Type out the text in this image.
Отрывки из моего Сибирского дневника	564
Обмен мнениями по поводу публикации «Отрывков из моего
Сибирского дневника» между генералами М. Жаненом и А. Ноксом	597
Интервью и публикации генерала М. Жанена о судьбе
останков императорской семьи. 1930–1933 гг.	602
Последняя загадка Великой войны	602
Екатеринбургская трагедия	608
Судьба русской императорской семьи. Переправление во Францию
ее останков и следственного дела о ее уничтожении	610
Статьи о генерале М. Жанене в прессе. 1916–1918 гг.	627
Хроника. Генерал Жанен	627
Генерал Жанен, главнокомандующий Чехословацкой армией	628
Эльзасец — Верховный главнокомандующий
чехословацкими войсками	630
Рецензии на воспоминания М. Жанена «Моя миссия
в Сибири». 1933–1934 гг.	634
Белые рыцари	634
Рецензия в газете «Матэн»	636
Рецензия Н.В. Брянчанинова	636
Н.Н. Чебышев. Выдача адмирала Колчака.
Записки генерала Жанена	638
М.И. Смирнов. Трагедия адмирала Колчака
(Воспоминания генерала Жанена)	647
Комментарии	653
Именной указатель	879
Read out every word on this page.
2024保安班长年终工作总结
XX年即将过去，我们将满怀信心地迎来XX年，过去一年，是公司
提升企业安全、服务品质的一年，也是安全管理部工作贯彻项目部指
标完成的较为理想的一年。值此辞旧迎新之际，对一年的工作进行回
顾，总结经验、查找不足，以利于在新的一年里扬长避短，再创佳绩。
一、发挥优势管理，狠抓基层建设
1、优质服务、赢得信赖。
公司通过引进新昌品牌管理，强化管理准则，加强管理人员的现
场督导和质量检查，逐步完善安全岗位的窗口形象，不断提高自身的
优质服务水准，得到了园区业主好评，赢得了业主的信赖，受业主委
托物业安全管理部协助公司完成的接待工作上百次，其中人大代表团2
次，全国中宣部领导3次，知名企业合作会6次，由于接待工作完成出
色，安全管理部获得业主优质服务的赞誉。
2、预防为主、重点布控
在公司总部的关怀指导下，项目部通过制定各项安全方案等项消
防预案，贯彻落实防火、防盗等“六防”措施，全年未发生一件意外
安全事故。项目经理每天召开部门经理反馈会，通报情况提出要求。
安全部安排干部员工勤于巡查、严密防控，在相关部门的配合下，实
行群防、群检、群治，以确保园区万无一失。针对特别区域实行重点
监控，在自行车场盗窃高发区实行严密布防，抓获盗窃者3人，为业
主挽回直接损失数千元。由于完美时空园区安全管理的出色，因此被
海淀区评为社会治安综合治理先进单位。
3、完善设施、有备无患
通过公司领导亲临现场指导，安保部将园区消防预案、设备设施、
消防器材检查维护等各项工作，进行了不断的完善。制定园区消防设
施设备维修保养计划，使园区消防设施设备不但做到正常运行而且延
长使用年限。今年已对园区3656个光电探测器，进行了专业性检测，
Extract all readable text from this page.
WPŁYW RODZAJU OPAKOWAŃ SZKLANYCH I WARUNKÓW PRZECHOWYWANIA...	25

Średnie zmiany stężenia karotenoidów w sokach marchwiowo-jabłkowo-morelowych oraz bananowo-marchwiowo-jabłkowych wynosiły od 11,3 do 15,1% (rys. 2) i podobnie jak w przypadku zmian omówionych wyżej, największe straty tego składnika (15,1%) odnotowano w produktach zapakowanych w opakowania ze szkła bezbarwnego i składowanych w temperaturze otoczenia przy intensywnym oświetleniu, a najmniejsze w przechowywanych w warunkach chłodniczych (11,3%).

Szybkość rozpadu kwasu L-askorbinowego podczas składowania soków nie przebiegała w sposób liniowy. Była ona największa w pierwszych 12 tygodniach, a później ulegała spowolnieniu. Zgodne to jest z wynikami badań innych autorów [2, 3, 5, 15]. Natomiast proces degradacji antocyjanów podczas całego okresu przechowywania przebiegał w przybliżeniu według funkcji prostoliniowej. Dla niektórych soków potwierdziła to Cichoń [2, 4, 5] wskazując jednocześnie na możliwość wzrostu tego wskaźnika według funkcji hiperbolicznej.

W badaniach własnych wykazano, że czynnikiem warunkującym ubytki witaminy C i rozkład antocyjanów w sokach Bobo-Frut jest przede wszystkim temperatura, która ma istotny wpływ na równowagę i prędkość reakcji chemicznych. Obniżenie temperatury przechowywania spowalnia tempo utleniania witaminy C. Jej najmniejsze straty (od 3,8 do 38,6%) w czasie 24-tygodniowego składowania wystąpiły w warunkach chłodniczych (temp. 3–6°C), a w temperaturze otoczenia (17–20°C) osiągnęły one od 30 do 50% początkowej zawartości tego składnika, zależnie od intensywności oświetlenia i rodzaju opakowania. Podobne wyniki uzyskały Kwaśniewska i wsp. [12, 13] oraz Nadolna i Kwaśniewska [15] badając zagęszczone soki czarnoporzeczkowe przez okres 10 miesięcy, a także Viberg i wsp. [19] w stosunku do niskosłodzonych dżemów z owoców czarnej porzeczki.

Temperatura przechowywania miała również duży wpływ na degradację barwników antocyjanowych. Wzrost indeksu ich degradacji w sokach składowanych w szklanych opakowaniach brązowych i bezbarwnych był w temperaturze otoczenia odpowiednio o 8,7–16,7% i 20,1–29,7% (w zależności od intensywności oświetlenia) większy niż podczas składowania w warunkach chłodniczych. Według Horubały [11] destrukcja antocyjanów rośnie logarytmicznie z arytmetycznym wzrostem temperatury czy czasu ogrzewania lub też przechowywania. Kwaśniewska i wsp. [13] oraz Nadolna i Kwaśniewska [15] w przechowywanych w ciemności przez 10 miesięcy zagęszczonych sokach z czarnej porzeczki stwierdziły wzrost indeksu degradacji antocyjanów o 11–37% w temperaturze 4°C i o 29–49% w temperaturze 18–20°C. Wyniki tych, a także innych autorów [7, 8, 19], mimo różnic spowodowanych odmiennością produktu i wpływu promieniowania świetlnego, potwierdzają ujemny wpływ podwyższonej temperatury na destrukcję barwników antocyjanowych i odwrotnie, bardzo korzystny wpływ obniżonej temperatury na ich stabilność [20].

* [TASK BRIEF]: Exactly reproduce all of the entries above.

* [FINAL RESULT]:
Type out the text in this image.
Отрывки из моего Сибирского дневника	564
Обмен мнениями по поводу публикации «Отрывков из моего
Сибирского дневника» между генералами М. Жаненом и А. Ноксом	597
Интервью и публикации генерала М. Жанена о судьбе
останков императорской семьи. 1930–1933 гг.	602
Последняя загадка Великой войны	602
Екатеринбургская трагедия	608
Судьба русской императорской семьи. Переправление во Францию
ее останков и следственного дела о ее уничтожении	610
Статьи о генерале М. Жанене в прессе. 1916–1918 гг.	627
Хроника. Генерал Жанен	627
Генерал Жанен, главнокомандующий Чехословацкой армией	628
Эльзасец — Верховный главнокомандующий
чехословацкими войсками	630
Рецензии на воспоминания М. Жанена «Моя миссия
в Сибири». 1933–1934 гг.	634
Белые рыцари	634
Рецензия в газете «Матэн»	636
Рецензия Н.В. Брянчанинова	636
Н.Н. Чебышев. Выдача адмирала Колчака.
Записки генерала Жанена	638
М.И. Смирнов. Трагедия адмирала Колчака
(Воспоминания генерала Жанена)	647
Комментарии	653
Именной указатель	879
Read out every word on this page.
2024保安班长年终工作总结
XX年即将过去，我们将满怀信心地迎来XX年，过去一年，是公司
提升企业安全、服务品质的一年，也是安全管理部工作贯彻项目部指
标完成的较为理想的一年。值此辞旧迎新之际，对一年的工作进行回
顾，总结经验、查找不足，以利于在新的一年里扬长避短，再创佳绩。
一、发挥优势管理，狠抓基层建设
1、优质服务、赢得信赖。
公司通过引进新昌品牌管理，强化管理准则，加强管理人员的现
场督导和质量检查，逐步完善安全岗位的窗口形象，不断提高自身的
优质服务水准，得到了园区业主好评，赢得了业主的信赖，受业主委
托物业安全管理部协助公司完成的接待工作上百次，其中人大代表团2
次，全国中宣部领导3次，知名企业合作会6次，由于接待工作完成出
色，安全管理部获得业主优质服务的赞誉。
2、预防为主、重点布控
在公司总部的关怀指导下，项目部通过制定各项安全方案等项消
防预案，贯彻落实防火、防盗等“六防”措施，全年未发生一件意外
安全事故。项目经理每天召开部门经理反馈会，通报情况提出要求。
安全部安排干部员工勤于巡查、严密防控，在相关部门的配合下，实
行群防、群检、群治，以确保园区万无一失。针对特别区域实行重点
监控，在自行车场盗窃高发区实行严密布防，抓获盗窃者3人，为业
主挽回直接损失数千元。由于完美时空园区安全管理的出色，因此被
海淀区评为社会治安综合治理先进单位。
3、完善设施、有备无患
通过公司领导亲临现场指导，安保部将园区消防预案、设备设施、
消防器材检查维护等各项工作，进行了不断的完善。制定园区消防设
施设备维修保养计划，使园区消防设施设备不但做到正常运行而且延
长使用年限。今年已对园区3656个光电探测器，进行了专业性检测，
Extract all readable text from this page.
WPŁYW RODZAJU OPAKOWAŃ SZKLANYCH I WARUNKÓW PRZECHOWYWANIA...	25

Średnie zmiany stężenia karotenoidów w sokach marchwiowo-jabłkowo-morelowych oraz bananowo-marchwiowo-jabłkowych wynosiły od 11,3 do 15,1% (rys. 2) i podobnie jak w przypadku zmian omówionych wyżej, największe straty tego składnika (15,1%) odnotowano w produktach zapakowanych w opakowania ze szkła bezbarwnego i składowanych w temperaturze otoczenia przy intensywnym oświetleniu, a najmniejsze w przechowywanych w warunkach chłodniczych (11,3%).

Szybkość rozpadu kwasu L-askorbinowego podczas składowania soków nie przebiegała w sposób liniowy. Była ona największa w pierwszych 12 tygodniach, a później ulegała spowolnieniu. Zgodne to jest z wynikami badań innych autorów [2, 3, 5, 15]. Natomiast proces degradacji antocyjanów podczas całego okresu przechowywania przebiegał w przybliżeniu według funkcji prostoliniowej. Dla niektórych soków potwierdziła to Cichoń [2, 4, 5] wskazując jednocześnie na możliwość wzrostu tego wskaźnika według funkcji hiperbolicznej.

W badaniach własnych wykazano, że czynnikiem warunkującym ubytki witaminy C i rozkład antocyjanów w sokach Bobo-Frut jest przede wszystkim temperatura, która ma istotny wpływ na równowagę i prędkość reakcji chemicznych. Obniżenie temperatury przechowywania spowalnia tempo utleniania witaminy C. Jej najmniejsze straty (od 3,8 do 38,6%) w czasie 24-tygodniowego składowania wystąpiły w warunkach chłodniczych (temp. 3–6°C), a w temperaturze otoczenia (17–20°C) osiągnęły one od 30 do 50% początkowej zawartości tego składnika, zależnie od intensywności oświetlenia i rodzaju opakowania. Podobne wyniki uzyskały Kwaśniewska i wsp. [12, 13] oraz Nadolna i Kwaśniewska [15] badając zagęszczone soki czarnoporzeczkowe przez okres 10 miesięcy, a także Viberg i wsp. [19] w stosunku do niskosłodzonych dżemów z owoców czarnej porzeczki.

Temperatura przechowywania miała również duży wpływ na degradację barwników antocyjanowych. Wzrost indeksu ich degradacji w sokach składowanych w szklanych opakowaniach brązowych i bezbarwnych był w temperaturze otoczenia odpowiednio o 8,7–16,7% i 20,1–29,7% (w zależności od intensywności oświetlenia) większy niż podczas składowania w warunkach chłodniczych. Według Horubały [11] destrukcja antocyjanów rośnie logarytmicznie z arytmetycznym wzrostem temperatury czy czasu ogrzewania lub też przechowywania. Kwaśniewska i wsp. [13] oraz Nadolna i Kwaśniewska [15] w przechowywanych w ciemności przez 10 miesięcy zagęszczonych sokach z czarnej porzeczki stwierdziły wzrost indeksu degradacji antocyjanów o 11–37% w temperaturze 4°C i o 29–49% w temperaturze 18–20°C. Wyniki tych, a także innych autorów [7, 8, 19], mimo różnic spowodowanych odmiennością produktu i wpływu promieniowania świetlnego, potwierdzają ujemny wpływ podwyższonej temperatury na destrukcję barwników antocyjanowych i odwrotnie, bardzo korzystny wpływ obniżonej temperatury na ich stabilność [20].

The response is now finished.